**PROBLEM:** Each entry should be quoted word for word, including every mark of punctuation.

**DATA PROVIDED:**
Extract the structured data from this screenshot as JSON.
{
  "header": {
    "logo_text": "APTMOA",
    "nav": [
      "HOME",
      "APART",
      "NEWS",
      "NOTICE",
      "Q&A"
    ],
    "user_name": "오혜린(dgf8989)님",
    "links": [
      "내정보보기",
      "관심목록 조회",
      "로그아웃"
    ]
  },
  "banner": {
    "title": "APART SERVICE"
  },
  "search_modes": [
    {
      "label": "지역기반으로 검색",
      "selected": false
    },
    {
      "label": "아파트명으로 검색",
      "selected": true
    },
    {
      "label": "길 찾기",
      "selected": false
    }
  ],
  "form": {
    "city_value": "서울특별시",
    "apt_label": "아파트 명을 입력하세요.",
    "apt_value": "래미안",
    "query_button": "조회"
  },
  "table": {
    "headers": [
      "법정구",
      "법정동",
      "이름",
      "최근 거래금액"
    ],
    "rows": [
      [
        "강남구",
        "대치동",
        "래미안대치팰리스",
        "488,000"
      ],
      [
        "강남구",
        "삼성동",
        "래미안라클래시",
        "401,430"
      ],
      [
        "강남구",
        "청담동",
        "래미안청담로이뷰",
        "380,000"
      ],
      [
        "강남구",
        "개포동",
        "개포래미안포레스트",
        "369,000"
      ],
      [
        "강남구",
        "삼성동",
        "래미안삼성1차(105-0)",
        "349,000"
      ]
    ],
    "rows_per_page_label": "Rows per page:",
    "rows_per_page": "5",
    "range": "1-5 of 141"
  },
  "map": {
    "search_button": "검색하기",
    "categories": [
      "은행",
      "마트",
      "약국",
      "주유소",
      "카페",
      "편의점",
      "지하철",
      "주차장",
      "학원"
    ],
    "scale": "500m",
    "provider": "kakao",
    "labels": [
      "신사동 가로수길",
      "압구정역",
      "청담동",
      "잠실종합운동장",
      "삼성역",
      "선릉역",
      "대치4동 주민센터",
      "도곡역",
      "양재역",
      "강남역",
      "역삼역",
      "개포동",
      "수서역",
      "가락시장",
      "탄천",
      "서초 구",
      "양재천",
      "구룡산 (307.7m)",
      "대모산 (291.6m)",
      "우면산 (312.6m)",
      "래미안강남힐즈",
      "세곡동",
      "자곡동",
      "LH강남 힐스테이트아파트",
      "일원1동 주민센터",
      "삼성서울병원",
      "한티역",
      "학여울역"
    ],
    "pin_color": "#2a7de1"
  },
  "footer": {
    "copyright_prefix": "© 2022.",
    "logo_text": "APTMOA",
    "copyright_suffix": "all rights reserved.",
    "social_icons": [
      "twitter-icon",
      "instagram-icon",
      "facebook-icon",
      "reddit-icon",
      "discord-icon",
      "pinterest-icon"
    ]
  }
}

**OUTPUT OF THE EXERCISE:**
Extract the structured data from this screenshot as JSON.
{
  "header": {
    "logo_text": "APTMOA",
    "nav": [
      "HOME",
      "APART",
      "NEWS",
      "NOTICE",
      "Q&A"
    ],
    "user_name": "오혜린(dgf8989)님",
    "links": [
      "내정보보기",
      "관심목록 조회",
      "로그아웃"
    ]
  },
  "banner": {
    "title": "APART SERVICE"
  },
  "search_modes": [
    {
      "label": "지역기반으로 검색",
      "selected": false
    },
    {
      "label": "아파트명으로 검색",
      "selected": true
    },
    {
      "label": "길 찾기",
      "selected": false
    }
  ],
  "form": {
    "city_value": "서울특별시",
    "apt_label": "아파트 명을 입력하세요.",
    "apt_value": "래미안",
    "query_button": "조회"
  },
  "table": {
    "headers": [
      "법정구",
      "법정동",
      "이름",
      "최근 거래금액"
    ],
    "rows": [
      [
        "강남구",
        "대치동",
        "래미안대치팰리스",
        "488,000"
      ],
      [
        "강남구",
        "삼성동",
        "래미안라클래시",
        "401,430"
      ],
      [
        "강남구",
        "청담동",
        "래미안청담로이뷰",
        "380,000"
      ],
      [
        "강남구",
        "개포동",
        "개포래미안포레스트",
        "369,000"
      ],
      [
        "강남구",
        "삼성동",
        "래미안삼성1차(105-0)",
        "349,000"
      ]
    ],
    "rows_per_page_label": "Rows per page:",
    "rows_per_page": "5",
    "range": "1-5 of 141"
  },
  "map": {
    "search_button": "검색하기",
    "categories": [
      "은행",
      "마트",
      "약국",
      "주유소",
      "카페",
      "편의점",
      "지하철",
      "주차장",
      "학원"
    ],
    "scale": "500m",
    "provider": "kakao",
    "labels": [
      "신사동 가로수길",
      "압구정역",
      "청담동",
      "잠실종합운동장",
      "삼성역",
      "선릉역",
      "대치4동 주민센터",
      "도곡역",
      "양재역",
      "강남역",
      "역삼역",
      "개포동",
      "수서역",
      "가락시장",
      "탄천",
      "서초 구",
      "양재천",
      "구룡산 (307.7m)",
      "대모산 (291.6m)",
      "우면산 (312.6m)",
      "래미안강남힐즈",
      "세곡동",
      "자곡동",
      "LH강남 힐스테이트아파트",
      "일원1동 주민센터",
      "삼성서울병원",
      "한티역",
      "학여울역"
    ],
    "pin_color": "#2a7de1"
  },
  "footer": {
    "copyright_prefix": "© 2022.",
    "logo_text": "APTMOA",
    "copyright_suffix": "all rights reserved.",
    "social_icons": [
      "twitter-icon",
      "instagram-icon",
      "facebook-icon",
      "reddit-icon",
      "discord-icon",
      "pinterest-icon"
    ]
  }
}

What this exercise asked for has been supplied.